● Perintah 1: Salin ulang baris-baris entri di bawah tanpa perubahan, mulai dari baris yang memuat "Text: 4: 4 bbox=[254, 96, 261, 109]" sampai baris yang memuat "Text: 5: 5 bbox=[284, 179, 291, 192]".

____ Artikel

Jumat, 17 Mei 2013

Dan Menjadilah Orang-Orang yang Dirindu


Jumat, 17 Mei 2013
21:25 WIB
Dialog TV One ditingkahi OVJ masih berlangsung

Bismillah,
Ada orang-orang yang bertemu dengannya saja mampu membuat hati bergetar, menambah keingatan kita kepada indahnya keimanan. Ada orang-orang yang ketika melihatnya tak terasa air mata jatuh, rasa cinta pun menjalar. Haru yang tercipta dari pesona sosoknya yang memancarkan kebaikan luar biasa.

Mungkin kita tak kenal, baru sekali bertemu. Atau bahkan hanya melihatnya dari jauh. Lantas apa yang membuatnya syahdu sedemikian rupa? Itulah misteri dari yang namanya ukhuwah. Ukhuwah Islam. Yang dalam jabat tangannya Allah menggugurkan dosa-dosa. Yang dalam pandang dan senyum yang bertukar ada sesuatu mendalam tersampaikan. "Kata cinta, cinta karena Allah, karena pancaran kebaikan yang ada, karena kesamaan pula akan kecintaan pada-NYA."

Alhamdulillah, puji syukur ya Rabb... karena Engkau telah sudi mempertemukan saya dengan sosok-sosok itu. Sosok-sosok inspiratif. Yang dalam diamnya pun saya menemukan kebaikan.

________

● Perintah 2: Tulis kembali bagian artikel di atas mulai dari "Mungkin kita tak" sampai "saya menemukan kebaikan.", dengan mengganti "senyum" menjadi "sapaan".

____ Data yang Diberikan

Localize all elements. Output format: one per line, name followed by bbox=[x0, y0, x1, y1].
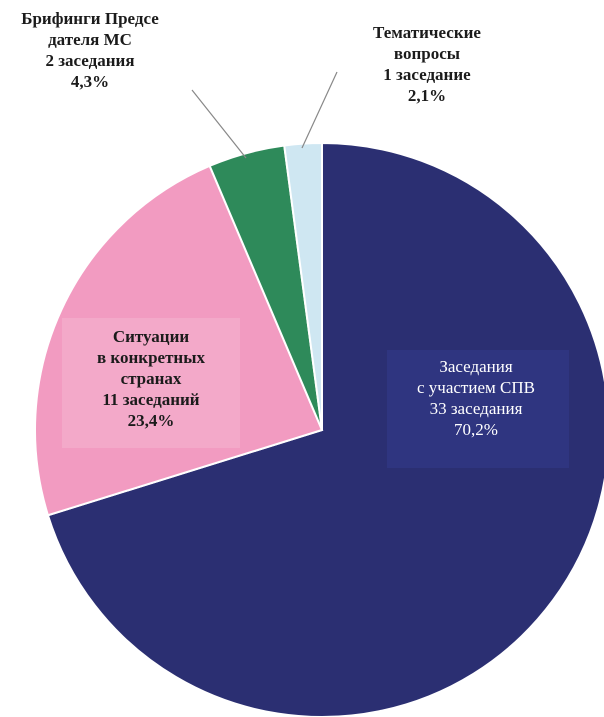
label-box-countries bbox=[62, 318, 240, 448]
slice-label-line: с участием СПВ bbox=[417, 378, 535, 397]
slice-thematic bbox=[283, 141, 323, 431]
slice-label-line: 33 заседания bbox=[430, 399, 523, 418]
slice-label-thematic: Тематические вопросы 1 заседание 2,1% bbox=[373, 23, 481, 105]
slice-main bbox=[46, 141, 604, 717]
slice-label-line: Брифинги Предсе bbox=[21, 9, 159, 28]
slice-label-briefings: Брифинги Предсе дателя МС 2 заседания 4,3% bbox=[21, 9, 159, 91]
slice-label-line: Заседания bbox=[439, 357, 513, 376]
slice-label-countries: Ситуации в конкретных странах 11 заседаний 2… bbox=[97, 327, 206, 430]
slice-label-line: в конкретных bbox=[97, 348, 206, 367]
slice-label-main: Заседания с участием СПВ 33 заседания 70,2% bbox=[417, 357, 535, 439]
slice-label-line: дателя МС bbox=[48, 30, 132, 49]
slice-label-line: 2 заседания bbox=[45, 51, 134, 70]
slice-label-line: 11 заседаний bbox=[102, 390, 199, 409]
slice-label-line: 2,1% bbox=[408, 86, 446, 105]
slice-label-line: 23,4% bbox=[128, 411, 175, 430]
leader-line-briefings bbox=[191, 89, 247, 159]
slice-label-line: 1 заседание bbox=[383, 65, 471, 84]
slice-label-line: 70,2% bbox=[454, 420, 498, 439]
label-box-main bbox=[387, 350, 569, 468]
slice-label-line: вопросы bbox=[394, 44, 460, 63]
leader-line-thematic bbox=[301, 71, 338, 149]
slice-label-line: 4,3% bbox=[71, 72, 109, 91]
slice-label-line: Тематические bbox=[373, 23, 481, 42]
slice-label-line: Ситуации bbox=[113, 327, 190, 346]
slice-label-line: странах bbox=[121, 369, 182, 388]
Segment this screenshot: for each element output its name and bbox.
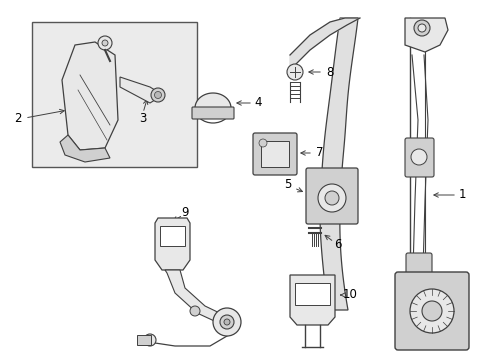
Text: 4: 4 bbox=[254, 96, 261, 109]
Polygon shape bbox=[404, 18, 447, 52]
Polygon shape bbox=[60, 135, 110, 162]
Polygon shape bbox=[155, 218, 190, 270]
FancyBboxPatch shape bbox=[394, 272, 468, 350]
Polygon shape bbox=[195, 93, 230, 108]
FancyBboxPatch shape bbox=[405, 253, 431, 285]
Text: 8: 8 bbox=[325, 66, 333, 78]
Circle shape bbox=[417, 24, 425, 32]
FancyBboxPatch shape bbox=[252, 133, 296, 175]
Circle shape bbox=[259, 139, 266, 147]
Bar bbox=[160, 226, 184, 246]
Bar bbox=[137, 335, 151, 345]
Circle shape bbox=[220, 315, 234, 329]
FancyBboxPatch shape bbox=[192, 107, 234, 119]
Circle shape bbox=[317, 184, 346, 212]
Circle shape bbox=[98, 36, 112, 50]
Polygon shape bbox=[164, 270, 229, 325]
Circle shape bbox=[421, 301, 441, 321]
Polygon shape bbox=[62, 42, 118, 150]
Circle shape bbox=[190, 306, 200, 316]
Text: 2: 2 bbox=[14, 112, 21, 125]
Text: 1: 1 bbox=[457, 189, 465, 202]
Polygon shape bbox=[319, 18, 357, 310]
Bar bbox=[261, 141, 288, 167]
Circle shape bbox=[143, 334, 156, 346]
Bar bbox=[32, 22, 197, 167]
Text: 10: 10 bbox=[342, 288, 357, 302]
Circle shape bbox=[151, 88, 164, 102]
Text: 9: 9 bbox=[181, 207, 188, 220]
Circle shape bbox=[102, 40, 108, 46]
Text: 5: 5 bbox=[284, 179, 291, 192]
Bar bbox=[294, 283, 329, 305]
Polygon shape bbox=[289, 18, 359, 70]
FancyBboxPatch shape bbox=[305, 168, 357, 224]
Text: 7: 7 bbox=[316, 147, 323, 159]
Circle shape bbox=[224, 319, 229, 325]
Circle shape bbox=[413, 20, 429, 36]
Text: 3: 3 bbox=[139, 112, 146, 125]
Circle shape bbox=[286, 64, 303, 80]
Circle shape bbox=[410, 149, 426, 165]
Polygon shape bbox=[120, 77, 158, 103]
Circle shape bbox=[213, 308, 241, 336]
Circle shape bbox=[325, 191, 338, 205]
Circle shape bbox=[154, 91, 161, 99]
Polygon shape bbox=[289, 275, 334, 325]
Text: 6: 6 bbox=[334, 238, 341, 252]
FancyBboxPatch shape bbox=[404, 138, 433, 177]
Circle shape bbox=[409, 289, 453, 333]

________

● Pembahasan Jawaban 1:
Text: 4: 4 bbox=[254, 96, 261, 109]
Polygon shape bbox=[404, 18, 447, 52]
Polygon shape bbox=[60, 135, 110, 162]
Polygon shape bbox=[155, 218, 190, 270]
FancyBboxPatch shape bbox=[394, 272, 468, 350]
Polygon shape bbox=[195, 93, 230, 108]
FancyBboxPatch shape bbox=[405, 253, 431, 285]
Text: 8: 8 bbox=[325, 66, 333, 78]
Circle shape bbox=[417, 24, 425, 32]
FancyBboxPatch shape bbox=[252, 133, 296, 175]
Circle shape bbox=[259, 139, 266, 147]
Bar bbox=[160, 226, 184, 246]
Bar bbox=[137, 335, 151, 345]
Circle shape bbox=[220, 315, 234, 329]
FancyBboxPatch shape bbox=[192, 107, 234, 119]
Circle shape bbox=[317, 184, 346, 212]
Circle shape bbox=[98, 36, 112, 50]
Polygon shape bbox=[164, 270, 229, 325]
Circle shape bbox=[421, 301, 441, 321]
Polygon shape bbox=[62, 42, 118, 150]
Circle shape bbox=[190, 306, 200, 316]
Text: 2: 2 bbox=[14, 112, 21, 125]
Text: 1: 1 bbox=[457, 189, 465, 202]
Polygon shape bbox=[319, 18, 357, 310]
Bar bbox=[261, 141, 288, 167]
Circle shape bbox=[143, 334, 156, 346]
Bar bbox=[32, 22, 197, 167]
Text: 10: 10 bbox=[342, 288, 357, 302]
Circle shape bbox=[151, 88, 164, 102]
Text: 9: 9 bbox=[181, 207, 188, 220]
Circle shape bbox=[102, 40, 108, 46]
Text: 5: 5 bbox=[284, 179, 291, 192]

● Pembahasan Jawaban 2:
Mungkin kita tak kenal, baru sekali bertemu. Atau bahkan hanya melihatnya dari jauh. Lantas apa yang membuatnya syahdu sedemikian rupa? Itulah misteri dari yang namanya ukhuwah. Ukhuwah Islam. Yang dalam jabat tangannya Allah menggugurkan dosa-dosa. Yang dalam pandang dan sapaan yang bertukar ada sesuatu mendalam tersampaikan. "Kata cinta, cinta karena Allah, karena pancaran kebaikan yang ada, karena kesamaan pula akan kecintaan pada-NYA."

Alhamdulillah, puji syukur ya Rabb... karena Engkau telah sudi mempertemukan saya dengan sosok-sosok itu. Sosok-sosok inspiratif. Yang dalam diamnya pun saya menemukan kebaikan.